• Prompt: Each line of the material below should be reproduced exactly.

• Dataset entries on figures:
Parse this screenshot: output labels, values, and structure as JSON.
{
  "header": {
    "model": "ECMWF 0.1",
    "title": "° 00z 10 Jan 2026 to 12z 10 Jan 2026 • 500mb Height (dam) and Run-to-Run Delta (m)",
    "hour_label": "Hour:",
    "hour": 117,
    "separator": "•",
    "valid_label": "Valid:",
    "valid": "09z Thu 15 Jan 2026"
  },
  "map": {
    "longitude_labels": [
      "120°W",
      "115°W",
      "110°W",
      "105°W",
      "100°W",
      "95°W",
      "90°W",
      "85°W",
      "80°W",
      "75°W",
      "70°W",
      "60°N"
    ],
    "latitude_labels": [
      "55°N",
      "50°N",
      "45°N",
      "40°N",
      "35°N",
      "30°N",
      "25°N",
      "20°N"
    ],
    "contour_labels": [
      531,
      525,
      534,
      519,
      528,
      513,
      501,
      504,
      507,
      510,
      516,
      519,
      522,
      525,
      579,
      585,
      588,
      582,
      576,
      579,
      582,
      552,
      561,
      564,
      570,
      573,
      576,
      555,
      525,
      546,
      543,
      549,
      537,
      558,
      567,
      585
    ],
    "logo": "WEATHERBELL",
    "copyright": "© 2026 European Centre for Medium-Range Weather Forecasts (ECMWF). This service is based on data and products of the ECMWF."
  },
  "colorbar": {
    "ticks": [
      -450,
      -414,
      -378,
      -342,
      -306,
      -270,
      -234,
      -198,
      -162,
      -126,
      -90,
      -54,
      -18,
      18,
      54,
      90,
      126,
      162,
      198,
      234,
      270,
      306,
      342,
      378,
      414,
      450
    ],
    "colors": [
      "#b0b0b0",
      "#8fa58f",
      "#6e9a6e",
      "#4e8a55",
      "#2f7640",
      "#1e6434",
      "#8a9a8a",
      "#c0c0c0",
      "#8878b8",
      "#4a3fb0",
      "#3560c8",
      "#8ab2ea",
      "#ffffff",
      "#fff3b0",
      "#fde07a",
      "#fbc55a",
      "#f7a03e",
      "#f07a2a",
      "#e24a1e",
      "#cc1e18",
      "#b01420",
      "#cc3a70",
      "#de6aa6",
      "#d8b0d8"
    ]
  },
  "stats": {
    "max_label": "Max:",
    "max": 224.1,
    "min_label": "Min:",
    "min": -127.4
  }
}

• Solution:
Parse this screenshot: output labels, values, and structure as JSON.
{
  "header": {
    "model": "ECMWF 0.1",
    "title": "° 00z 10 Jan 2026 to 12z 10 Jan 2026 • 500mb Height (dam) and Run-to-Run Delta (m)",
    "hour_label": "Hour:",
    "hour": 117,
    "separator": "•",
    "valid_label": "Valid:",
    "valid": "09z Thu 15 Jan 2026"
  },
  "map": {
    "longitude_labels": [
      "120°W",
      "115°W",
      "110°W",
      "105°W",
      "100°W",
      "95°W",
      "90°W",
      "85°W",
      "80°W",
      "75°W",
      "70°W",
      "60°N"
    ],
    "latitude_labels": [
      "55°N",
      "50°N",
      "45°N",
      "40°N",
      "35°N",
      "30°N",
      "25°N",
      "20°N"
    ],
    "contour_labels": [
      531,
      525,
      534,
      519,
      528,
      513,
      501,
      504,
      507,
      510,
      516,
      519,
      522,
      525,
      579,
      585,
      588,
      582,
      576,
      579,
      582,
      552,
      561,
      564,
      570,
      573,
      576,
      555,
      525,
      546,
      543,
      549,
      537,
      558,
      567,
      585
    ],
    "logo": "WEATHERBELL",
    "copyright": "© 2026 European Centre for Medium-Range Weather Forecasts (ECMWF). This service is based on data and products of the ECMWF."
  },
  "colorbar": {
    "ticks": [
      -450,
      -414,
      -378,
      -342,
      -306,
      -270,
      -234,
      -198,
      -162,
      -126,
      -90,
      -54,
      -18,
      18,
      54,
      90,
      126,
      162,
      198,
      234,
      270,
      306,
      342,
      378,
      414,
      450
    ],
    "colors": [
      "#b0b0b0",
      "#8fa58f",
      "#6e9a6e",
      "#4e8a55",
      "#2f7640",
      "#1e6434",
      "#8a9a8a",
      "#c0c0c0",
      "#8878b8",
      "#4a3fb0",
      "#3560c8",
      "#8ab2ea",
      "#ffffff",
      "#fff3b0",
      "#fde07a",
      "#fbc55a",
      "#f7a03e",
      "#f07a2a",
      "#e24a1e",
      "#cc1e18",
      "#b01420",
      "#cc3a70",
      "#de6aa6",
      "#d8b0d8"
    ]
  },
  "stats": {
    "max_label": "Max:",
    "max": 224.1,
    "min_label": "Min:",
    "min": -127.4
  }
}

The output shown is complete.